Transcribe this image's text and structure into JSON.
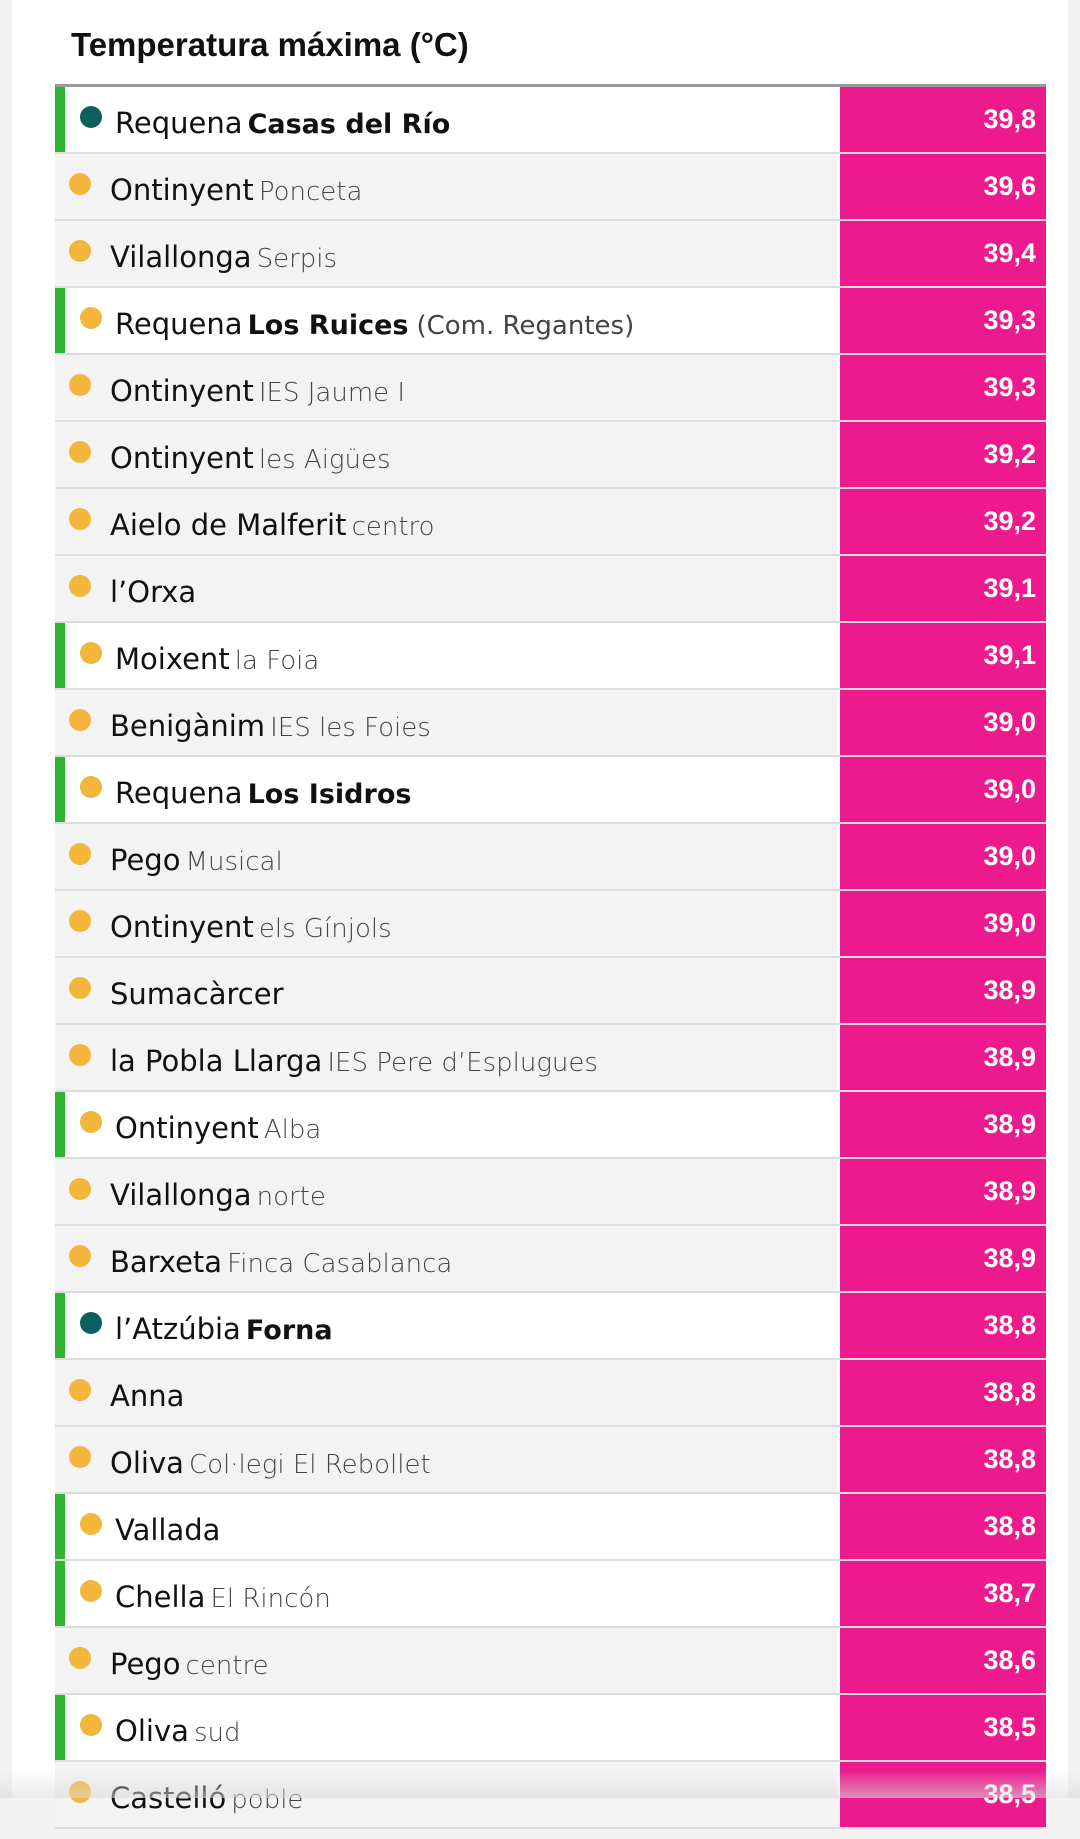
{
  "title": "Temperatura máxima (°C)",
  "colors": {
    "value_background": "#ec1a8c",
    "highlight_bar": "#2fb52f",
    "dot_yellow": "#f2b63d",
    "dot_teal": "#0e5e5a"
  },
  "rows": [
    {
      "town": "Requena",
      "location": "Casas del Río",
      "extra": "",
      "value": "39,8",
      "highlight": true,
      "bold_location": true,
      "dot": "teal-dot-icon"
    },
    {
      "town": "Ontinyent",
      "location": "Ponceta",
      "extra": "",
      "value": "39,6",
      "highlight": false,
      "bold_location": false,
      "dot": "sun-dot-icon"
    },
    {
      "town": "Vilallonga",
      "location": "Serpis",
      "extra": "",
      "value": "39,4",
      "highlight": false,
      "bold_location": false,
      "dot": "sun-dot-icon"
    },
    {
      "town": "Requena",
      "location": "Los Ruices",
      "extra": "(Com. Regantes)",
      "value": "39,3",
      "highlight": true,
      "bold_location": true,
      "dot": "sun-dot-icon"
    },
    {
      "town": "Ontinyent",
      "location": "IES Jaume I",
      "extra": "",
      "value": "39,3",
      "highlight": false,
      "bold_location": false,
      "dot": "sun-dot-icon"
    },
    {
      "town": "Ontinyent",
      "location": "les Aigües",
      "extra": "",
      "value": "39,2",
      "highlight": false,
      "bold_location": false,
      "dot": "sun-dot-icon"
    },
    {
      "town": "Aielo de Malferit",
      "location": "centro",
      "extra": "",
      "value": "39,2",
      "highlight": false,
      "bold_location": false,
      "dot": "sun-dot-icon"
    },
    {
      "town": "l’Orxa",
      "location": "",
      "extra": "",
      "value": "39,1",
      "highlight": false,
      "bold_location": false,
      "dot": "sun-dot-icon"
    },
    {
      "town": "Moixent",
      "location": "la Foia",
      "extra": "",
      "value": "39,1",
      "highlight": true,
      "bold_location": false,
      "dot": "sun-dot-icon"
    },
    {
      "town": "Benigànim",
      "location": "IES les Foies",
      "extra": "",
      "value": "39,0",
      "highlight": false,
      "bold_location": false,
      "dot": "sun-dot-icon"
    },
    {
      "town": "Requena",
      "location": "Los Isidros",
      "extra": "",
      "value": "39,0",
      "highlight": true,
      "bold_location": true,
      "dot": "sun-dot-icon"
    },
    {
      "town": "Pego",
      "location": "Musical",
      "extra": "",
      "value": "39,0",
      "highlight": false,
      "bold_location": false,
      "dot": "sun-dot-icon"
    },
    {
      "town": "Ontinyent",
      "location": "els Gínjols",
      "extra": "",
      "value": "39,0",
      "highlight": false,
      "bold_location": false,
      "dot": "sun-dot-icon"
    },
    {
      "town": "Sumacàrcer",
      "location": "",
      "extra": "",
      "value": "38,9",
      "highlight": false,
      "bold_location": false,
      "dot": "sun-dot-icon"
    },
    {
      "town": "la Pobla Llarga",
      "location": "IES Pere d’Esplugues",
      "extra": "",
      "value": "38,9",
      "highlight": false,
      "bold_location": false,
      "dot": "sun-dot-icon"
    },
    {
      "town": "Ontinyent",
      "location": "Alba",
      "extra": "",
      "value": "38,9",
      "highlight": true,
      "bold_location": false,
      "dot": "sun-dot-icon"
    },
    {
      "town": "Vilallonga",
      "location": "norte",
      "extra": "",
      "value": "38,9",
      "highlight": false,
      "bold_location": false,
      "dot": "sun-dot-icon"
    },
    {
      "town": "Barxeta",
      "location": "Finca Casablanca",
      "extra": "",
      "value": "38,9",
      "highlight": false,
      "bold_location": false,
      "dot": "sun-dot-icon"
    },
    {
      "town": "l’Atzúbia",
      "location": "Forna",
      "extra": "",
      "value": "38,8",
      "highlight": true,
      "bold_location": true,
      "dot": "teal-dot-icon"
    },
    {
      "town": "Anna",
      "location": "",
      "extra": "",
      "value": "38,8",
      "highlight": false,
      "bold_location": false,
      "dot": "sun-dot-icon"
    },
    {
      "town": "Oliva",
      "location": "Col·legi El Rebollet",
      "extra": "",
      "value": "38,8",
      "highlight": false,
      "bold_location": false,
      "dot": "sun-dot-icon"
    },
    {
      "town": "Vallada",
      "location": "",
      "extra": "",
      "value": "38,8",
      "highlight": true,
      "bold_location": false,
      "dot": "sun-dot-icon"
    },
    {
      "town": "Chella",
      "location": "El Rincón",
      "extra": "",
      "value": "38,7",
      "highlight": true,
      "bold_location": false,
      "dot": "sun-dot-icon"
    },
    {
      "town": "Pego",
      "location": "centre",
      "extra": "",
      "value": "38,6",
      "highlight": false,
      "bold_location": false,
      "dot": "sun-dot-icon"
    },
    {
      "town": "Oliva",
      "location": "sud",
      "extra": "",
      "value": "38,5",
      "highlight": true,
      "bold_location": false,
      "dot": "sun-dot-icon"
    },
    {
      "town": "Castelló",
      "location": "poble",
      "extra": "",
      "value": "38,5",
      "highlight": false,
      "bold_location": false,
      "dot": "sun-dot-icon"
    }
  ]
}
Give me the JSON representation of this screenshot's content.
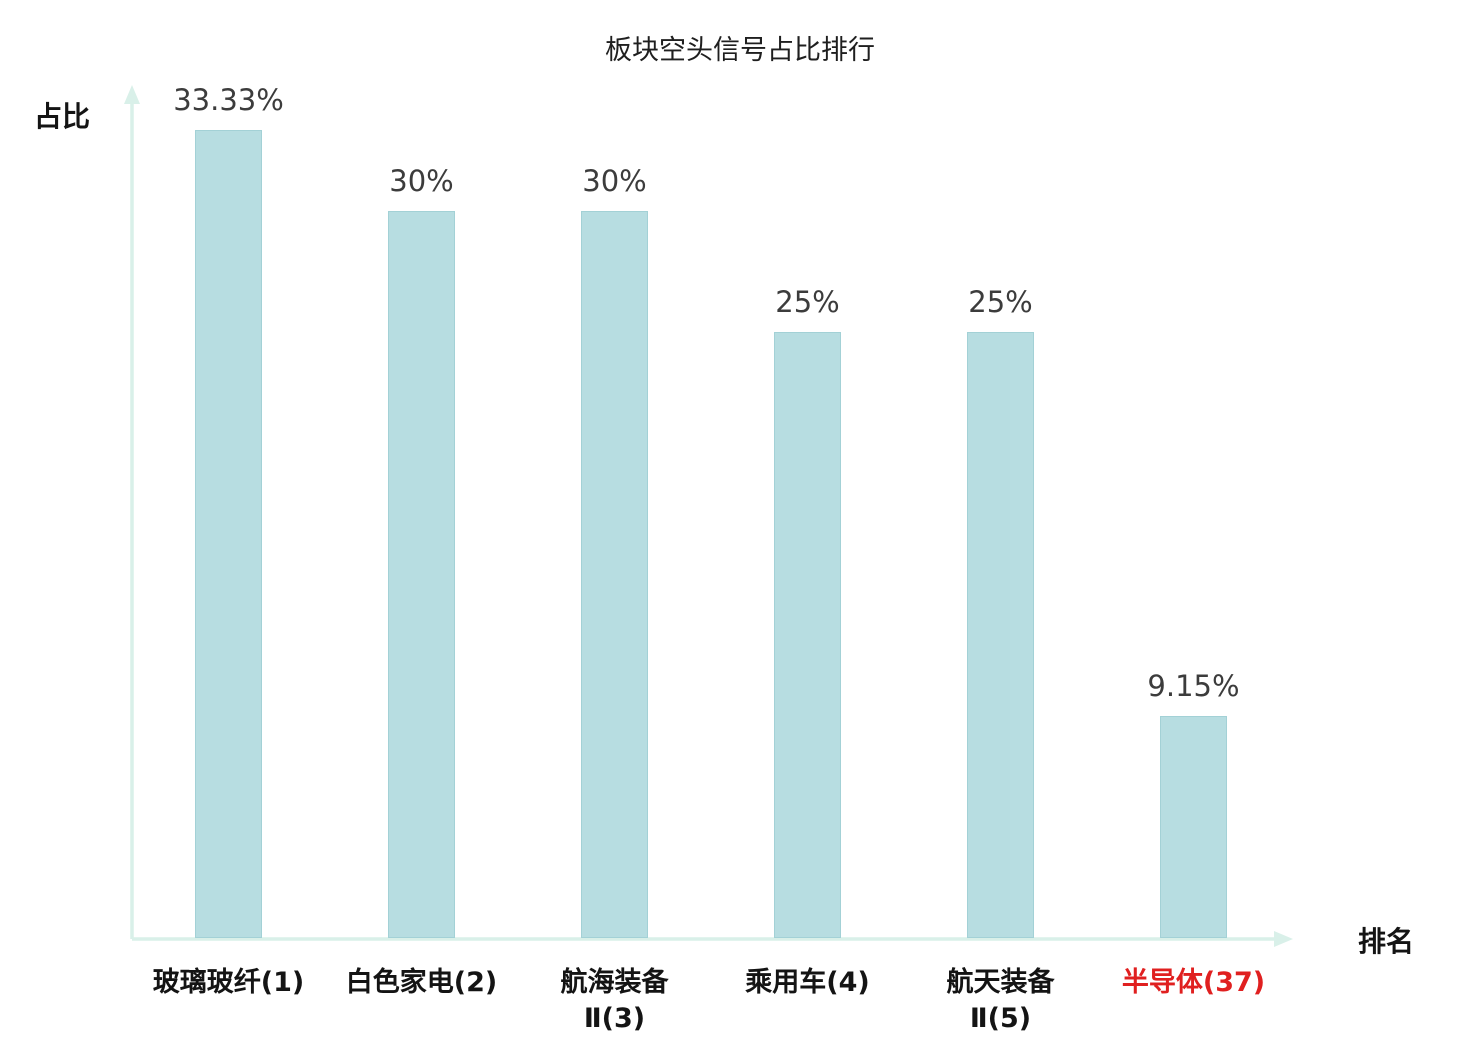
{
  "chart_data": {
    "type": "bar",
    "title": "板块空头信号占比排行",
    "xlabel": "排名",
    "ylabel": "占比",
    "categories": [
      "玻璃玻纤(1)",
      "白色家电(2)",
      "航海装备Ⅱ(3)",
      "乘用车(4)",
      "航天装备Ⅱ(5)",
      "半导体(37)"
    ],
    "category_lines": [
      [
        "玻璃玻纤(1)"
      ],
      [
        "白色家电(2)"
      ],
      [
        "航海装备",
        "Ⅱ(3)"
      ],
      [
        "乘用车(4)"
      ],
      [
        "航天装备",
        "Ⅱ(5)"
      ],
      [
        "半导体(37)"
      ]
    ],
    "values": [
      33.33,
      30,
      30,
      25,
      25,
      9.15
    ],
    "value_labels": [
      "33.33%",
      "30%",
      "30%",
      "25%",
      "25%",
      "9.15%"
    ],
    "highlight_index": 5,
    "ylim": [
      0,
      34
    ],
    "grid": false,
    "legend": "none",
    "colors": {
      "bar": "#b7dde1",
      "bar_border": "#a3d1d6",
      "axis": "#d9f0e9",
      "value_text": "#3c3c3c",
      "category_text": "#141414",
      "highlight_text": "#e02020"
    }
  }
}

-- AIM OF THE TASK --
For the listing above, give the number of lines in which the string "this" occurs, and nothing else.

-- THE COMPLETED TASK --
2